(Assignment) Please retype the entries below word for word, passing over every picture.
#####
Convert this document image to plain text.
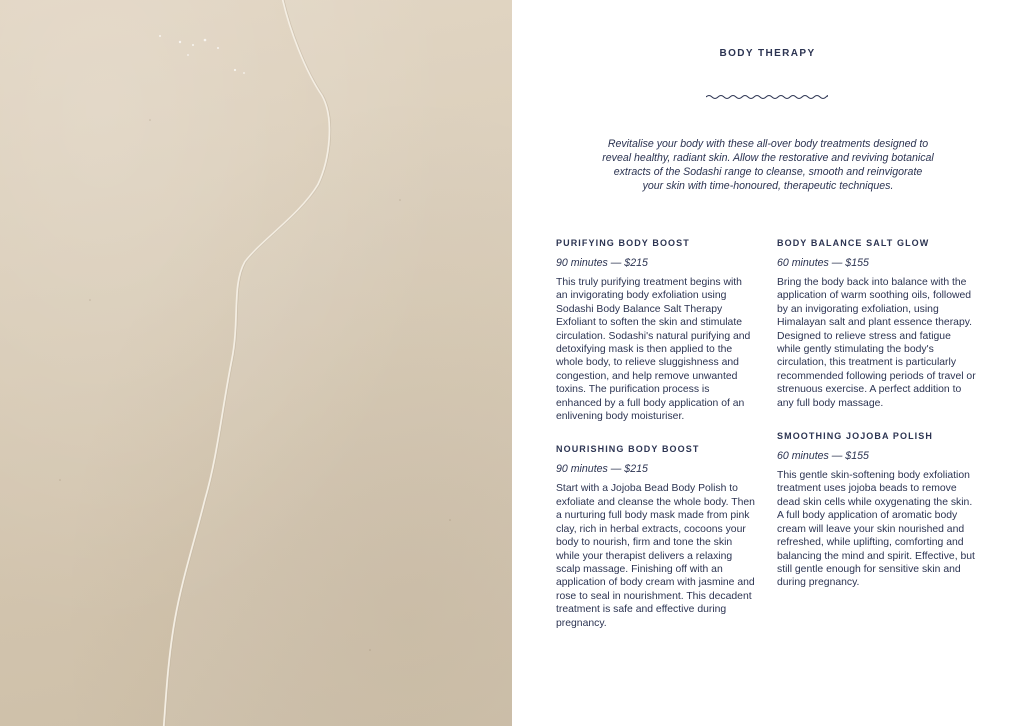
BODY THERAPY

Revitalise your body with these all-over body treatments designed to reveal healthy, radiant skin. Allow the restorative and reviving botanical extracts of the Sodashi range to cleanse, smooth and reinvigorate your skin with time-honoured, therapeutic techniques.

PURIFYING BODY BOOST
90 minutes — $215

This truly purifying treatment begins with an invigorating body exfoliation using Sodashi Body Balance Salt Therapy Exfoliant to soften the skin and stimulate circulation. Sodashi's natural purifying and detoxifying mask is then applied to the whole body, to relieve sluggishness and congestion, and help remove unwanted toxins. The purification process is enhanced by a full body application of an enlivening body moisturiser.

NOURISHING BODY BOOST
90 minutes — $215

Start with a Jojoba Bead Body Polish to exfoliate and cleanse the whole body. Then a nurturing full body mask made from pink clay, rich in herbal extracts, cocoons your body to nourish, firm and tone the skin while your therapist delivers a relaxing scalp massage. Finishing off with an application of body cream with jasmine and rose to seal in nourishment. This decadent treatment is safe and effective during pregnancy.

BODY BALANCE SALT GLOW
60 minutes — $155

Bring the body back into balance with the application of warm soothing oils, followed by an invigorating exfoliation, using Himalayan salt and plant essence therapy. Designed to relieve stress and fatigue while gently stimulating the body's circulation, this treatment is particularly recommended following periods of travel or strenuous exercise. A perfect addition to any full body massage.

SMOOTHING JOJOBA POLISH
60 minutes — $155

This gentle skin-softening body exfoliation treatment uses jojoba beads to remove dead skin cells while oxygenating the skin. A full body application of aromatic body cream will leave your skin nourished and refreshed, while uplifting, comforting and balancing the mind and spirit. Effective, but still gentle enough for sensitive skin and during pregnancy.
#####
(Answer to the exercise)
Convert this document image to plain text.
BODY THERAPY

Revitalise your body with these all-over body treatments designed to reveal healthy, radiant skin. Allow the restorative and reviving botanical extracts of the Sodashi range to cleanse, smooth and reinvigorate your skin with time-honoured, therapeutic techniques.

PURIFYING BODY BOOST
90 minutes — $215

This truly purifying treatment begins with an invigorating body exfoliation using Sodashi Body Balance Salt Therapy Exfoliant to soften the skin and stimulate circulation. Sodashi's natural purifying and detoxifying mask is then applied to the whole body, to relieve sluggishness and congestion, and help remove unwanted toxins. The purification process is enhanced by a full body application of an enlivening body moisturiser.

NOURISHING BODY BOOST
90 minutes — $215

Start with a Jojoba Bead Body Polish to exfoliate and cleanse the whole body. Then a nurturing full body mask made from pink clay, rich in herbal extracts, cocoons your body to nourish, firm and tone the skin while your therapist delivers a relaxing scalp massage. Finishing off with an application of body cream with jasmine and rose to seal in nourishment. This decadent treatment is safe and effective during pregnancy.

BODY BALANCE SALT GLOW
60 minutes — $155

Bring the body back into balance with the application of warm soothing oils, followed by an invigorating exfoliation, using Himalayan salt and plant essence therapy. Designed to relieve stress and fatigue while gently stimulating the body's circulation, this treatment is particularly recommended following periods of travel or strenuous exercise. A perfect addition to any full body massage.

SMOOTHING JOJOBA POLISH
60 minutes — $155

This gentle skin-softening body exfoliation treatment uses jojoba beads to remove dead skin cells while oxygenating the skin. A full body application of aromatic body cream will leave your skin nourished and refreshed, while uplifting, comforting and balancing the mind and spirit. Effective, but still gentle enough for sensitive skin and during pregnancy.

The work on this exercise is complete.